**THE PROBLEM:**
The records that follow are to be transcribed word for word.
-*-
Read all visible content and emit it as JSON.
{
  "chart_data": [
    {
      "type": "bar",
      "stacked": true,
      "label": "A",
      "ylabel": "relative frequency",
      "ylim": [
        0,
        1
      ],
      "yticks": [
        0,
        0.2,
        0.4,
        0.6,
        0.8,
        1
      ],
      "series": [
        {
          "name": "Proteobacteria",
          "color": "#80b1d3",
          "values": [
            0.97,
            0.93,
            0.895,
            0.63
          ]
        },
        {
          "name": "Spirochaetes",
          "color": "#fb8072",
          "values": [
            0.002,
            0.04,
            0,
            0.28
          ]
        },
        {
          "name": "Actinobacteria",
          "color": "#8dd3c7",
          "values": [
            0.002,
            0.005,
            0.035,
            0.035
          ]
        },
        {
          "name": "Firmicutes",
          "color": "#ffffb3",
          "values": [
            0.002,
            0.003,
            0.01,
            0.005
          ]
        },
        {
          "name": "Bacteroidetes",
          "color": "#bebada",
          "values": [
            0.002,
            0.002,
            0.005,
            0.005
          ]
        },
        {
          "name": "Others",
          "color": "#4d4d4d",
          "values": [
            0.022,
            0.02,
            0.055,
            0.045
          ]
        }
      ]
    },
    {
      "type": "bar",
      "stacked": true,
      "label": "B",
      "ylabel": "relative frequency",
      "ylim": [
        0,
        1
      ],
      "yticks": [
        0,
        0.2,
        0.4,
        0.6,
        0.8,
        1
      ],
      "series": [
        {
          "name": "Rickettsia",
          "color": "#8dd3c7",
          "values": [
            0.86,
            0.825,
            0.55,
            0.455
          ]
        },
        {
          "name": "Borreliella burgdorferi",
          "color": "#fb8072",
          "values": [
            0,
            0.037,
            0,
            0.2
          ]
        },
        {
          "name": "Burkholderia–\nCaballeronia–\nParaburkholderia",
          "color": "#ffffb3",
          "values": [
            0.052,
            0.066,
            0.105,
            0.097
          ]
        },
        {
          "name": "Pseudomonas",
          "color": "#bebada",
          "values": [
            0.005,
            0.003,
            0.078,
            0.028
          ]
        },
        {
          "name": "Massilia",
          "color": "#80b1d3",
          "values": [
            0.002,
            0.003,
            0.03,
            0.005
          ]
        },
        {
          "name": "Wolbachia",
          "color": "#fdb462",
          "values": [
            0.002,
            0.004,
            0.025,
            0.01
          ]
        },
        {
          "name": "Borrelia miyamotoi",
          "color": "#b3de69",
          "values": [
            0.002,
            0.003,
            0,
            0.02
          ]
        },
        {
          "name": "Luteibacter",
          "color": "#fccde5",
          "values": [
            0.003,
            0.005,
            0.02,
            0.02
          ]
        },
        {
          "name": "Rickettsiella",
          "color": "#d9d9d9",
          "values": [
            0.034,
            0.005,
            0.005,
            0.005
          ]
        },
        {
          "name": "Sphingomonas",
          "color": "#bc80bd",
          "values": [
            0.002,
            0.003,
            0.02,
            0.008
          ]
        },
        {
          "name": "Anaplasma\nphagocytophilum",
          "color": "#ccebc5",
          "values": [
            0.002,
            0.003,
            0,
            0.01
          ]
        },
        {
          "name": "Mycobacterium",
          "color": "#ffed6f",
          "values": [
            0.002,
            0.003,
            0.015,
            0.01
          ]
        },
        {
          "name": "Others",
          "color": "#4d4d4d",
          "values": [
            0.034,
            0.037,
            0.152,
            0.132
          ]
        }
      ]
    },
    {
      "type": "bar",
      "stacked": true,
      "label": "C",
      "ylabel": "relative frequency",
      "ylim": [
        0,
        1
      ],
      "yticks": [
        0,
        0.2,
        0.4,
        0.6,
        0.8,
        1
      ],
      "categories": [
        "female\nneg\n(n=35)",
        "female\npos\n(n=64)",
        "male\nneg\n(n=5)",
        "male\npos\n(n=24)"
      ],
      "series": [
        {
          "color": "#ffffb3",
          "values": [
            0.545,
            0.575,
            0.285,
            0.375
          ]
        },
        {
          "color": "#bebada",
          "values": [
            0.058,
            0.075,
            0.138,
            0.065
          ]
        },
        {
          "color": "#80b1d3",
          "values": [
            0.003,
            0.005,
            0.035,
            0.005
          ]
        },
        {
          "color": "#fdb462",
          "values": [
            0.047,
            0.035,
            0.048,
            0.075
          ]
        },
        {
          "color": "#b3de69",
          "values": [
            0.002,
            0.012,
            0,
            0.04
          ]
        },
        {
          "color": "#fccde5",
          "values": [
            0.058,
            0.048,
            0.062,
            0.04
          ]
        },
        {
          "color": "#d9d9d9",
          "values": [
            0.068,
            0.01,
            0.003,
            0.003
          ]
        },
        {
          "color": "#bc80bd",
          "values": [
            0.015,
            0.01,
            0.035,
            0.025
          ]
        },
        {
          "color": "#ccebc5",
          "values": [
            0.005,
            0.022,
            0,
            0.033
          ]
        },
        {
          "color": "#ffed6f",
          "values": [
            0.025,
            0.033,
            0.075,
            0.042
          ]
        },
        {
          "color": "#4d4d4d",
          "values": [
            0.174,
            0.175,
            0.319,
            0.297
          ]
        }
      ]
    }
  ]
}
-*-
**YOUR SOLUTION:**
Read all visible content and emit it as JSON.
{
  "chart_data": [
    {
      "type": "bar",
      "stacked": true,
      "label": "A",
      "ylabel": "relative frequency",
      "ylim": [
        0,
        1
      ],
      "yticks": [
        0,
        0.2,
        0.4,
        0.6,
        0.8,
        1
      ],
      "series": [
        {
          "name": "Proteobacteria",
          "color": "#80b1d3",
          "values": [
            0.97,
            0.93,
            0.895,
            0.63
          ]
        },
        {
          "name": "Spirochaetes",
          "color": "#fb8072",
          "values": [
            0.002,
            0.04,
            0,
            0.28
          ]
        },
        {
          "name": "Actinobacteria",
          "color": "#8dd3c7",
          "values": [
            0.002,
            0.005,
            0.035,
            0.035
          ]
        },
        {
          "name": "Firmicutes",
          "color": "#ffffb3",
          "values": [
            0.002,
            0.003,
            0.01,
            0.005
          ]
        },
        {
          "name": "Bacteroidetes",
          "color": "#bebada",
          "values": [
            0.002,
            0.002,
            0.005,
            0.005
          ]
        },
        {
          "name": "Others",
          "color": "#4d4d4d",
          "values": [
            0.022,
            0.02,
            0.055,
            0.045
          ]
        }
      ]
    },
    {
      "type": "bar",
      "stacked": true,
      "label": "B",
      "ylabel": "relative frequency",
      "ylim": [
        0,
        1
      ],
      "yticks": [
        0,
        0.2,
        0.4,
        0.6,
        0.8,
        1
      ],
      "series": [
        {
          "name": "Rickettsia",
          "color": "#8dd3c7",
          "values": [
            0.86,
            0.825,
            0.55,
            0.455
          ]
        },
        {
          "name": "Borreliella burgdorferi",
          "color": "#fb8072",
          "values": [
            0,
            0.037,
            0,
            0.2
          ]
        },
        {
          "name": "Burkholderia–\nCaballeronia–\nParaburkholderia",
          "color": "#ffffb3",
          "values": [
            0.052,
            0.066,
            0.105,
            0.097
          ]
        },
        {
          "name": "Pseudomonas",
          "color": "#bebada",
          "values": [
            0.005,
            0.003,
            0.078,
            0.028
          ]
        },
        {
          "name": "Massilia",
          "color": "#80b1d3",
          "values": [
            0.002,
            0.003,
            0.03,
            0.005
          ]
        },
        {
          "name": "Wolbachia",
          "color": "#fdb462",
          "values": [
            0.002,
            0.004,
            0.025,
            0.01
          ]
        },
        {
          "name": "Borrelia miyamotoi",
          "color": "#b3de69",
          "values": [
            0.002,
            0.003,
            0,
            0.02
          ]
        },
        {
          "name": "Luteibacter",
          "color": "#fccde5",
          "values": [
            0.003,
            0.005,
            0.02,
            0.02
          ]
        },
        {
          "name": "Rickettsiella",
          "color": "#d9d9d9",
          "values": [
            0.034,
            0.005,
            0.005,
            0.005
          ]
        },
        {
          "name": "Sphingomonas",
          "color": "#bc80bd",
          "values": [
            0.002,
            0.003,
            0.02,
            0.008
          ]
        },
        {
          "name": "Anaplasma\nphagocytophilum",
          "color": "#ccebc5",
          "values": [
            0.002,
            0.003,
            0,
            0.01
          ]
        },
        {
          "name": "Mycobacterium",
          "color": "#ffed6f",
          "values": [
            0.002,
            0.003,
            0.015,
            0.01
          ]
        },
        {
          "name": "Others",
          "color": "#4d4d4d",
          "values": [
            0.034,
            0.037,
            0.152,
            0.132
          ]
        }
      ]
    },
    {
      "type": "bar",
      "stacked": true,
      "label": "C",
      "ylabel": "relative frequency",
      "ylim": [
        0,
        1
      ],
      "yticks": [
        0,
        0.2,
        0.4,
        0.6,
        0.8,
        1
      ],
      "categories": [
        "female\nneg\n(n=35)",
        "female\npos\n(n=64)",
        "male\nneg\n(n=5)",
        "male\npos\n(n=24)"
      ],
      "series": [
        {
          "color": "#ffffb3",
          "values": [
            0.545,
            0.575,
            0.285,
            0.375
          ]
        },
        {
          "color": "#bebada",
          "values": [
            0.058,
            0.075,
            0.138,
            0.065
          ]
        },
        {
          "color": "#80b1d3",
          "values": [
            0.003,
            0.005,
            0.035,
            0.005
          ]
        },
        {
          "color": "#fdb462",
          "values": [
            0.047,
            0.035,
            0.048,
            0.075
          ]
        },
        {
          "color": "#b3de69",
          "values": [
            0.002,
            0.012,
            0,
            0.04
          ]
        },
        {
          "color": "#fccde5",
          "values": [
            0.058,
            0.048,
            0.062,
            0.04
          ]
        },
        {
          "color": "#d9d9d9",
          "values": [
            0.068,
            0.01,
            0.003,
            0.003
          ]
        },
        {
          "color": "#bc80bd",
          "values": [
            0.015,
            0.01,
            0.035,
            0.025
          ]
        },
        {
          "color": "#ccebc5",
          "values": [
            0.005,
            0.022,
            0,
            0.033
          ]
        },
        {
          "color": "#ffed6f",
          "values": [
            0.025,
            0.033,
            0.075,
            0.042
          ]
        },
        {
          "color": "#4d4d4d",
          "values": [
            0.174,
            0.175,
            0.319,
            0.297
          ]
        }
      ]
    }
  ]
}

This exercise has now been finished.